** BEGIN **

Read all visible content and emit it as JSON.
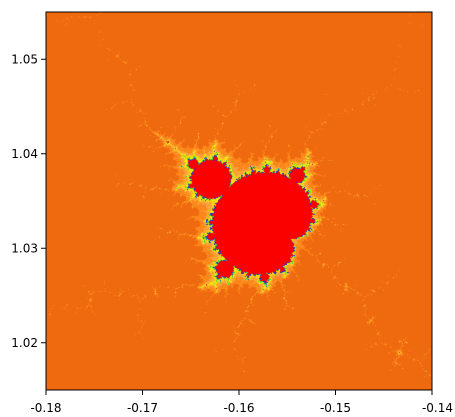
{
  "chart_data": {
    "type": "heatmap",
    "description_kind": "escape-time fractal (Mandelbrot minibrot)",
    "xlim": [
      -0.18,
      -0.14
    ],
    "ylim": [
      1.015,
      1.055
    ],
    "x_ticks": [
      {
        "value": -0.18,
        "label": "-0.18"
      },
      {
        "value": -0.17,
        "label": "-0.17"
      },
      {
        "value": -0.16,
        "label": "-0.16"
      },
      {
        "value": -0.15,
        "label": "-0.15"
      },
      {
        "value": -0.14,
        "label": "-0.14"
      }
    ],
    "y_ticks": [
      {
        "value": 1.02,
        "label": "1.02"
      },
      {
        "value": 1.03,
        "label": "1.03"
      },
      {
        "value": 1.04,
        "label": "1.04"
      },
      {
        "value": 1.05,
        "label": "1.05"
      }
    ],
    "palette": {
      "interior": "#ff0000",
      "far": "#f36d12",
      "outer": "#ff8a1e",
      "mid": "#ffa53a",
      "near": "#ffd21f",
      "edge": "#fff200",
      "boundary_green": "#3ddc3d",
      "boundary_blue": "#1030ff"
    },
    "grid": false,
    "legend": "none"
  }
}
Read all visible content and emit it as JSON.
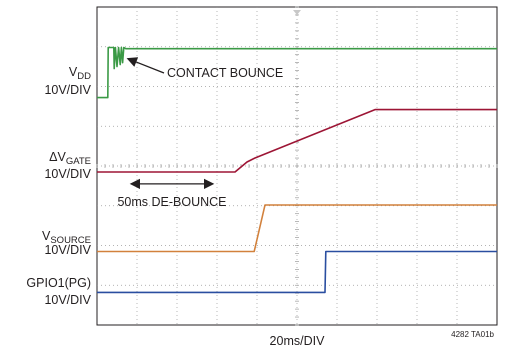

** END **

**Description of the task**
The records above are to be restated exactly, without their pictures.

**Result of the task**
Read all visible content and emit it as JSON.
{
  "chart_data": {
    "type": "heatmap",
    "description_kind": "escape-time fractal (Mandelbrot minibrot)",
    "xlim": [
      -0.18,
      -0.14
    ],
    "ylim": [
      1.015,
      1.055
    ],
    "x_ticks": [
      {
        "value": -0.18,
        "label": "-0.18"
      },
      {
        "value": -0.17,
        "label": "-0.17"
      },
      {
        "value": -0.16,
        "label": "-0.16"
      },
      {
        "value": -0.15,
        "label": "-0.15"
      },
      {
        "value": -0.14,
        "label": "-0.14"
      }
    ],
    "y_ticks": [
      {
        "value": 1.02,
        "label": "1.02"
      },
      {
        "value": 1.03,
        "label": "1.03"
      },
      {
        "value": 1.04,
        "label": "1.04"
      },
      {
        "value": 1.05,
        "label": "1.05"
      }
    ],
    "palette": {
      "interior": "#ff0000",
      "far": "#f36d12",
      "outer": "#ff8a1e",
      "mid": "#ffa53a",
      "near": "#ffd21f",
      "edge": "#fff200",
      "boundary_green": "#3ddc3d",
      "boundary_blue": "#1030ff"
    },
    "grid": false,
    "legend": "none"
  }
}
Read all visible content and emit it as JSON.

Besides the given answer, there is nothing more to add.